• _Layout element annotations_
··········
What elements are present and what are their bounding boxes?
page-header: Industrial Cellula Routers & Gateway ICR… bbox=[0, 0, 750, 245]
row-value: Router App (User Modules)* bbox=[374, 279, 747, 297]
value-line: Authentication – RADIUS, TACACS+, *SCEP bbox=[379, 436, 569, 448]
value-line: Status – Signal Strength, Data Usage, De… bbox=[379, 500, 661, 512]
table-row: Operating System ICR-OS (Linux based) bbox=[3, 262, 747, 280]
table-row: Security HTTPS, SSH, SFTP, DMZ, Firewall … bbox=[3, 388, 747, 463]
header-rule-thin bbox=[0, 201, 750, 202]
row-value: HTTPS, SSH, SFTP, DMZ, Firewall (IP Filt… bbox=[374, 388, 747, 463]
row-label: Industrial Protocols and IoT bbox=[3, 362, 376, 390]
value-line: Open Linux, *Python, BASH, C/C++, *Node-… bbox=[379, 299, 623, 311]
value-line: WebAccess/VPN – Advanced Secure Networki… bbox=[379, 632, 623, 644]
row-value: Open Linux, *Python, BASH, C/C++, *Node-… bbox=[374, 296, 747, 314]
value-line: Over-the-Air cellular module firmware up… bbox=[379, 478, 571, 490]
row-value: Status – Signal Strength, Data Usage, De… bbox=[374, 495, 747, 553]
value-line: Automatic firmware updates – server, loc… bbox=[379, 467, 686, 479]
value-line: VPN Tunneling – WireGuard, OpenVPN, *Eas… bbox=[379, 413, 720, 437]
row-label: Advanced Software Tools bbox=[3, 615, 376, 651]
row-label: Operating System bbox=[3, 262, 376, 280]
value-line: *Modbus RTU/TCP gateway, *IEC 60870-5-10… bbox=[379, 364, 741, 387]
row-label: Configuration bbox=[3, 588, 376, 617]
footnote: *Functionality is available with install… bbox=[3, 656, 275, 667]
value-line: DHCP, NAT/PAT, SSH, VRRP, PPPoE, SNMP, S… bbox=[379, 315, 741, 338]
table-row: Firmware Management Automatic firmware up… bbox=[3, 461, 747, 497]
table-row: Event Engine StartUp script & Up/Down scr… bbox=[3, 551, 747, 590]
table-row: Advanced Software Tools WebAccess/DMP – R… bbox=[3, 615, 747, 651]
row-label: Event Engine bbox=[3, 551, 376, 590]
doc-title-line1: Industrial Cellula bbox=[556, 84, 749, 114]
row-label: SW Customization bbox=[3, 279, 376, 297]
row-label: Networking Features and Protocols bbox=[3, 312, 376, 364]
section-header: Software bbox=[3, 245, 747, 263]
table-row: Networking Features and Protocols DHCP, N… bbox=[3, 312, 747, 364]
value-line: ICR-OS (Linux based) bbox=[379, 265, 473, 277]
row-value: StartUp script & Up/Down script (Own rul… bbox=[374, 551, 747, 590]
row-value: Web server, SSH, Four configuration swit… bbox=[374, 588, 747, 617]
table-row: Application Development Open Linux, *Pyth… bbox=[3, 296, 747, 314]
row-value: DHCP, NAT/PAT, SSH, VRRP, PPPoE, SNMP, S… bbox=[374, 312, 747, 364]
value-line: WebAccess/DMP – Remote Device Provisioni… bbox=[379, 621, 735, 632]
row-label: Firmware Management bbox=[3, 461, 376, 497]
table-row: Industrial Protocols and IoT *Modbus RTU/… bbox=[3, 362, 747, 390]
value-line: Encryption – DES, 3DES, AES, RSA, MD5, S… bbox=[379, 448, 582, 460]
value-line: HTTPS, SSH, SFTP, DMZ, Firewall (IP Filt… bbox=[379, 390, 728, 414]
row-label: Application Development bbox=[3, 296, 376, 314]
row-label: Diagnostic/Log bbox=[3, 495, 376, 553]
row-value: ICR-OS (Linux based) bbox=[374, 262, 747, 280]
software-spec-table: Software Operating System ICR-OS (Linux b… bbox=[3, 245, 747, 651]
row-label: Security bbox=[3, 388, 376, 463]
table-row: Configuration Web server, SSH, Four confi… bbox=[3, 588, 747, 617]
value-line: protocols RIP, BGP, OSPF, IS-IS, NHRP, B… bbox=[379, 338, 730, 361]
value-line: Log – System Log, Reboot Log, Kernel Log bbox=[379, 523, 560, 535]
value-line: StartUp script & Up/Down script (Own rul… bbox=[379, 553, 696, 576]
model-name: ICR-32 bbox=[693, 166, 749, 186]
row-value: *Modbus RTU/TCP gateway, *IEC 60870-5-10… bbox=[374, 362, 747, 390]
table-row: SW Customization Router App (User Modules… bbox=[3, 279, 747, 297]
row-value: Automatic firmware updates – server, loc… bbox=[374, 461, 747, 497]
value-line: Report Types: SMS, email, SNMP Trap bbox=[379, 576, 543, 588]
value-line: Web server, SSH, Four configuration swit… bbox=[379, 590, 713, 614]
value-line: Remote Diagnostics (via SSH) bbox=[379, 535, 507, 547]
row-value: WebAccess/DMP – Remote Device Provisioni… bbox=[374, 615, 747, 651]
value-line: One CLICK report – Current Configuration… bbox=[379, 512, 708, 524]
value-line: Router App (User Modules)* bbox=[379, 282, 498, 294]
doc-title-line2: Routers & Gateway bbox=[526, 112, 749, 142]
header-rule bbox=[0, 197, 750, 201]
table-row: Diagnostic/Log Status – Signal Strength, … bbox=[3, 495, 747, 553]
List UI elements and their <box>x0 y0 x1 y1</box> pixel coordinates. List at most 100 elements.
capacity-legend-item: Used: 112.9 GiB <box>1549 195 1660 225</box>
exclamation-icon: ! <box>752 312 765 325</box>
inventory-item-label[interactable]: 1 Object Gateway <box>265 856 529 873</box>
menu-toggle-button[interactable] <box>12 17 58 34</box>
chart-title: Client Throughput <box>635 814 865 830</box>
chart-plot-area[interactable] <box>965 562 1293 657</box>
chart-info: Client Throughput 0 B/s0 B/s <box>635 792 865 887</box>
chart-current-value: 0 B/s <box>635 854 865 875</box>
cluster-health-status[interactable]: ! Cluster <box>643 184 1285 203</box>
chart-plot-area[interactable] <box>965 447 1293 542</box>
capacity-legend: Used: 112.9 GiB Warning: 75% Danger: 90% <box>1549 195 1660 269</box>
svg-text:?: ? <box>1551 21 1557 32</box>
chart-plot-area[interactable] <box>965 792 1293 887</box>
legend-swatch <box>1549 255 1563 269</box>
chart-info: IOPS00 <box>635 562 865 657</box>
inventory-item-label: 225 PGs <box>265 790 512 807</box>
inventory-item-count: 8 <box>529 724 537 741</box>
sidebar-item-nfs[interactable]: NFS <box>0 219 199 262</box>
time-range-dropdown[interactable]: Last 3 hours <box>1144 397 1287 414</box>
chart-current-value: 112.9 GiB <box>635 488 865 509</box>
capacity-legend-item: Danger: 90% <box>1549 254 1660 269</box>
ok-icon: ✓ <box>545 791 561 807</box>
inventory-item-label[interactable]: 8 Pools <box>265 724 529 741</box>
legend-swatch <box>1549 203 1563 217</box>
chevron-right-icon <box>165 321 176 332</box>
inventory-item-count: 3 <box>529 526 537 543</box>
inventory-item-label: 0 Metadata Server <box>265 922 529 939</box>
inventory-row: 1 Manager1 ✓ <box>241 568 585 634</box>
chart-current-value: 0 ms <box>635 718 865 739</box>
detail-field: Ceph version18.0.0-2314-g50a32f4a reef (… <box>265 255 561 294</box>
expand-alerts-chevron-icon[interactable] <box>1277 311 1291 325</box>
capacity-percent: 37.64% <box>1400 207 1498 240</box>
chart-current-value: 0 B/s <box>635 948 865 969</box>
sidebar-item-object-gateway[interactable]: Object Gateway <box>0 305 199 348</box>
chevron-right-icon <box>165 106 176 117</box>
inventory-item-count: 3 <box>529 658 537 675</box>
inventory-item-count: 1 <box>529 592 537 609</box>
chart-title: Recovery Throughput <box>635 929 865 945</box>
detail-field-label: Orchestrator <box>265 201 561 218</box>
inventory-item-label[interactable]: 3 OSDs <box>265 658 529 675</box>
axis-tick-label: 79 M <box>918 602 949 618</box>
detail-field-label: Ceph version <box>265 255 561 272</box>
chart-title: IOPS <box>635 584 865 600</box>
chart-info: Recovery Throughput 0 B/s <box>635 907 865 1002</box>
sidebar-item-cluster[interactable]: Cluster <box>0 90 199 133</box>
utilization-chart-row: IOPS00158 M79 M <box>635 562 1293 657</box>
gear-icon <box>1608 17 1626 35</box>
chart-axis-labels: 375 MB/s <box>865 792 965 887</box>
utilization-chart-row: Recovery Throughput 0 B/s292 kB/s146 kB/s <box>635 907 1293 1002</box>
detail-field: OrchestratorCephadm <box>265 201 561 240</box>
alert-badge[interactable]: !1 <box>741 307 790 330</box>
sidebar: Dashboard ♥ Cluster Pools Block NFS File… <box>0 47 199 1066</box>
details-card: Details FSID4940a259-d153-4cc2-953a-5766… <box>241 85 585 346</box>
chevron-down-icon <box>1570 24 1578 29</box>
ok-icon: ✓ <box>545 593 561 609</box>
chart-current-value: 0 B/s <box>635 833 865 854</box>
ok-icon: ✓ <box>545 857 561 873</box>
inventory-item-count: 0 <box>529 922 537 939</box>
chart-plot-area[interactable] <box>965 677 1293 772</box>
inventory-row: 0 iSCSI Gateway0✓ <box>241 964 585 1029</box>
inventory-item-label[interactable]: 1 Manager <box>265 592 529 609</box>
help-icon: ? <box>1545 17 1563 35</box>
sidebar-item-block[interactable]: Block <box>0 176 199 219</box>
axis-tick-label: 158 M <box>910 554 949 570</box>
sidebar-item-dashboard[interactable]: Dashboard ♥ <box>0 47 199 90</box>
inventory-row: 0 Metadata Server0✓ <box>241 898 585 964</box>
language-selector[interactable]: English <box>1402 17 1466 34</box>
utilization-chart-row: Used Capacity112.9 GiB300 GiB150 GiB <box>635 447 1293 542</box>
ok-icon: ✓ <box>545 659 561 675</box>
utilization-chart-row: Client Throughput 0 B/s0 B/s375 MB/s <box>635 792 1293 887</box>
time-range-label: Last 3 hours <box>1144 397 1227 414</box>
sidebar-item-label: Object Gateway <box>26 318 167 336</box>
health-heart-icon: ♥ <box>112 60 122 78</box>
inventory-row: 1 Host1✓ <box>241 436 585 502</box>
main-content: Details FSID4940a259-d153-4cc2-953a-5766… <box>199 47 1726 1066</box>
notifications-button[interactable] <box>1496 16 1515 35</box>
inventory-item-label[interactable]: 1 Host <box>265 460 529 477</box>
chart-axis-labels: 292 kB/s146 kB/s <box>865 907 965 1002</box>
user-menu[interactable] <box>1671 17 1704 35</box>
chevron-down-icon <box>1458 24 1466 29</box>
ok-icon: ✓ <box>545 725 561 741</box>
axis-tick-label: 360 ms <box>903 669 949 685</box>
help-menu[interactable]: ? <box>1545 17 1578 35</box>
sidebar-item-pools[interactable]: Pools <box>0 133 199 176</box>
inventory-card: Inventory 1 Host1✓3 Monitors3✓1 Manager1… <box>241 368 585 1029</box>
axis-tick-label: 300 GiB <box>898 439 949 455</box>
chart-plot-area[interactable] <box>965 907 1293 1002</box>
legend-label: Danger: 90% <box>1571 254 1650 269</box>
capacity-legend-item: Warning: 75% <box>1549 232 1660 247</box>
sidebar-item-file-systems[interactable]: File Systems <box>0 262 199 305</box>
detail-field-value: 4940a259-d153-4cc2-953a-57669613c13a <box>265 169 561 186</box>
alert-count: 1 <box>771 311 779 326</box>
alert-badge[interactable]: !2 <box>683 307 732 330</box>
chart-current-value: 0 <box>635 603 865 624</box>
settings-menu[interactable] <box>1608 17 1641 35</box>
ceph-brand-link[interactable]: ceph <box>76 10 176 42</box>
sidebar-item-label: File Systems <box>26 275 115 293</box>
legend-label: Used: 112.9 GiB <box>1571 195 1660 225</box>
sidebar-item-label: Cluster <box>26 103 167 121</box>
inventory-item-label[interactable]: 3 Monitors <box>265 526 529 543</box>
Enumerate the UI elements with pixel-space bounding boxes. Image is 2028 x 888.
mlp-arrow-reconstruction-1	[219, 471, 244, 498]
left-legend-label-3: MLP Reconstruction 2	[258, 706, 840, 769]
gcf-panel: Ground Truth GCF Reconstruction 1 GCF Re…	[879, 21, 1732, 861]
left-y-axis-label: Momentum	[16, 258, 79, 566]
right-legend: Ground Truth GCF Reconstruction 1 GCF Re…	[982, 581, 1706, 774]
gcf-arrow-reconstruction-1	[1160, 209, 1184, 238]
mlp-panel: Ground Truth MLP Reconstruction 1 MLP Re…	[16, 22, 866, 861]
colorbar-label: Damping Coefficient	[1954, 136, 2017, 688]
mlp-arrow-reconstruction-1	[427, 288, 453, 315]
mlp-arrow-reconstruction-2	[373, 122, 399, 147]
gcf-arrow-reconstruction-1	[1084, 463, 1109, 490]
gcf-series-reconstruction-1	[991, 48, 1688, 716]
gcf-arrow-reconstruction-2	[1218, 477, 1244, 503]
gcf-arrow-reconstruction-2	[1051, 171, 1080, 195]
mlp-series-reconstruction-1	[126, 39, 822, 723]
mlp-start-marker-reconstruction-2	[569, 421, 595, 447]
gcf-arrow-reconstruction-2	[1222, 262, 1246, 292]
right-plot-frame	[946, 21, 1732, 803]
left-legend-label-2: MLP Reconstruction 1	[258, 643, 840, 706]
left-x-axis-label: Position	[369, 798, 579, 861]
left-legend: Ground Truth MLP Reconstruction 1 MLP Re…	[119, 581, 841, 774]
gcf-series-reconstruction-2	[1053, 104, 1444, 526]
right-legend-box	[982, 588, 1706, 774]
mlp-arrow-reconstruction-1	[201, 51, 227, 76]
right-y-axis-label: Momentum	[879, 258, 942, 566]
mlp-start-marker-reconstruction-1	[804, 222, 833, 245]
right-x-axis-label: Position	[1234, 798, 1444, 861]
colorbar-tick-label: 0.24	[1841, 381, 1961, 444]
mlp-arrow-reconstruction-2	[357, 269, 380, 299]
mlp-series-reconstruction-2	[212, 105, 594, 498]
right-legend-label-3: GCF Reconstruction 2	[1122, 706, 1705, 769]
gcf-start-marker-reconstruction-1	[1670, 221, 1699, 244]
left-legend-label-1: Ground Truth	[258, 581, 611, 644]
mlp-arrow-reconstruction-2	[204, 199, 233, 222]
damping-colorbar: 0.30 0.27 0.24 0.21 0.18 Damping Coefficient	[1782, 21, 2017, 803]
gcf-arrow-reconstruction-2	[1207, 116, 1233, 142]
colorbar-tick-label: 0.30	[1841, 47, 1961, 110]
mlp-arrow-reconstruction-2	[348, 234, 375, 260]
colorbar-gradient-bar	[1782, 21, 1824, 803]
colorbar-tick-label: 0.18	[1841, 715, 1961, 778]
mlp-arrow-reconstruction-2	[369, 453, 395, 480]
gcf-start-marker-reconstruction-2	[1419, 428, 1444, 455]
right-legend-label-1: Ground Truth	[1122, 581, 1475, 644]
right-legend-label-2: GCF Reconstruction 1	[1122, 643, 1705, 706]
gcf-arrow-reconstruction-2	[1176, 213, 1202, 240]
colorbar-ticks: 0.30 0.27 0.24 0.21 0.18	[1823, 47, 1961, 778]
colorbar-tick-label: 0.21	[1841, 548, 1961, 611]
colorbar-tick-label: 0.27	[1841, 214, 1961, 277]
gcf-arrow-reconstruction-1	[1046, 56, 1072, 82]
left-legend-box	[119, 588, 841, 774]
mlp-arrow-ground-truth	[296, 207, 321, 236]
··········
• _GIVEN PROBLEM_
Update the data from its first line through the line containing "row-value: Open Linux, *Python, BASH, C/C++, *Node-…" by changing "value-line" to "text-line" wherever it occurs. Write out only those lines, with everything else left the same.

• _RESULT_
What elements are present and what are their bounding boxes?
page-header: Industrial Cellula Routers & Gateway ICR… bbox=[0, 0, 750, 245]
row-value: Router App (User Modules)* bbox=[374, 279, 747, 297]
text-line: Authentication – RADIUS, TACACS+, *SCEP bbox=[379, 436, 569, 448]
text-line: Status – Signal Strength, Data Usage, De… bbox=[379, 500, 661, 512]
table-row: Operating System ICR-OS (Linux based) bbox=[3, 262, 747, 280]
table-row: Security HTTPS, SSH, SFTP, DMZ, Firewall … bbox=[3, 388, 747, 463]
header-rule-thin bbox=[0, 201, 750, 202]
row-value: HTTPS, SSH, SFTP, DMZ, Firewall (IP Filt… bbox=[374, 388, 747, 463]
row-label: Industrial Protocols and IoT bbox=[3, 362, 376, 390]
text-line: Open Linux, *Python, BASH, C/C++, *Node-… bbox=[379, 299, 623, 311]
text-line: WebAccess/VPN – Advanced Secure Networki… bbox=[379, 632, 623, 644]
row-value: Open Linux, *Python, BASH, C/C++, *Node-… bbox=[374, 296, 747, 314]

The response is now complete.